WRITTEN EXERCISE -> Within the listing below, locate all lines containing the word "europeizzazione". Copy each one.

Data records

_ _ _

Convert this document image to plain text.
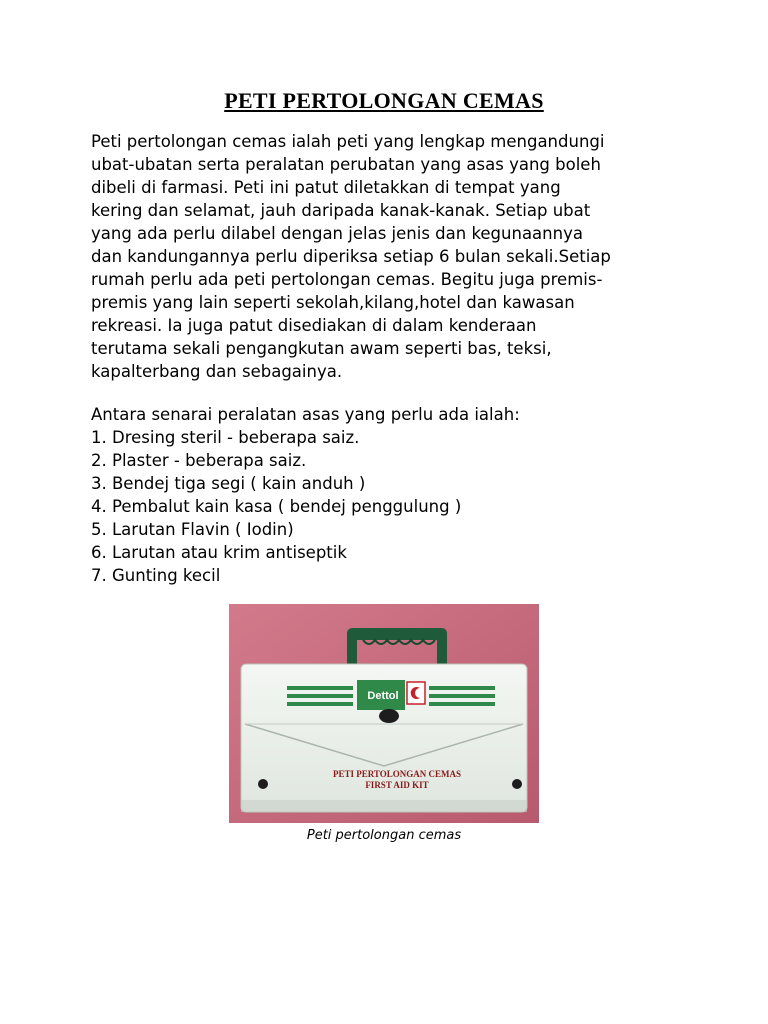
PETI PERTOLONGAN CEMAS
Peti pertolongan cemas ialah peti yang lengkap mengandungi
ubat-ubatan serta peralatan perubatan yang asas yang boleh
dibeli di farmasi. Peti ini patut diletakkan di tempat yang
kering dan selamat, jauh daripada kanak-kanak. Setiap ubat
yang ada perlu dilabel dengan jelas jenis dan kegunaannya
dan kandungannya perlu diperiksa setiap 6 bulan sekali.Setiap
rumah perlu ada peti pertolongan cemas. Begitu juga premis-
premis yang lain seperti sekolah,kilang,hotel dan kawasan
rekreasi. Ia juga patut disediakan di dalam kenderaan
terutama sekali pengangkutan awam seperti bas, teksi,
kapalterbang dan sebagainya.
Antara senarai peralatan asas yang perlu ada ialah:
1. Dresing steril - beberapa saiz.
2. Plaster - beberapa saiz.
3. Bendej tiga segi ( kain anduh )
4. Pembalut kain kasa ( bendej penggulung )
5. Larutan Flavin ( Iodin)
6. Larutan atau krim antiseptik
7. Gunting kecil
Dettol
PETI PERTOLONGAN CEMAS
FIRST AID KIT
Peti pertolongan cemas
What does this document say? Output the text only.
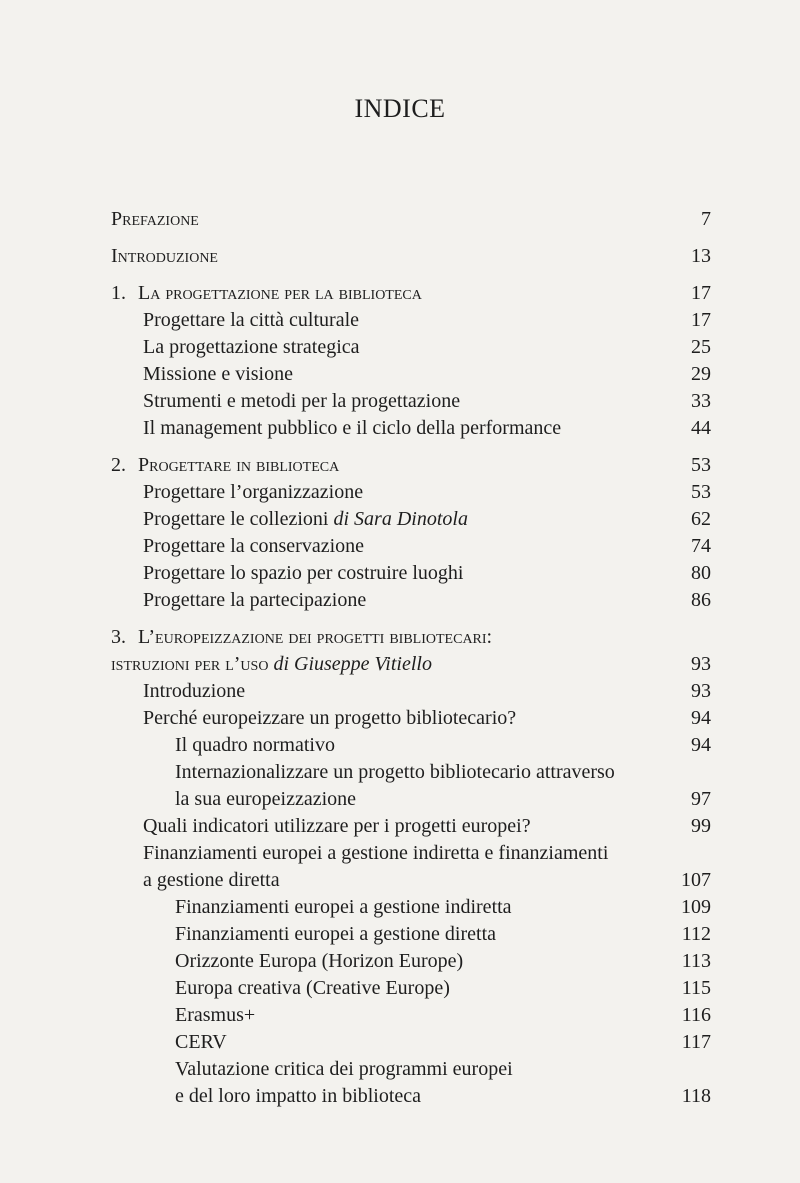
INDICE
Prefazione	7
Introduzione	13
1. La progettazione per la biblioteca	17
Progettare la città culturale	17
La progettazione strategica	25
Missione e visione	29
Strumenti e metodi per la progettazione	33
Il management pubblico e il ciclo della performance	44
2. Progettare in biblioteca	53
Progettare l’organizzazione	53
Progettare le collezioni di Sara Dinotola	62
Progettare la conservazione	74
Progettare lo spazio per costruire luoghi	80
Progettare la partecipazione	86
3. L’europeizzazione dei progetti bibliotecari:
istruzioni per l’uso di Giuseppe Vitiello	93
Introduzione	93
Perché europeizzare un progetto bibliotecario?	94
Il quadro normativo	94
Internazionalizzare un progetto bibliotecario attraverso
la sua europeizzazione	97
Quali indicatori utilizzare per i progetti europei?	99
Finanziamenti europei a gestione indiretta e finanziamenti
a gestione diretta	107
Finanziamenti europei a gestione indiretta	109
Finanziamenti europei a gestione diretta	112
Orizzonte Europa (Horizon Europe)	113
Europa creativa (Creative Europe)	115
Erasmus+	116
CERV	117
Valutazione critica dei programmi europei
e del loro impatto in biblioteca	118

_ _ _

SOLUTION TO THIS TASK ->
3. L’europeizzazione dei progetti bibliotecari:
la sua europeizzazione	97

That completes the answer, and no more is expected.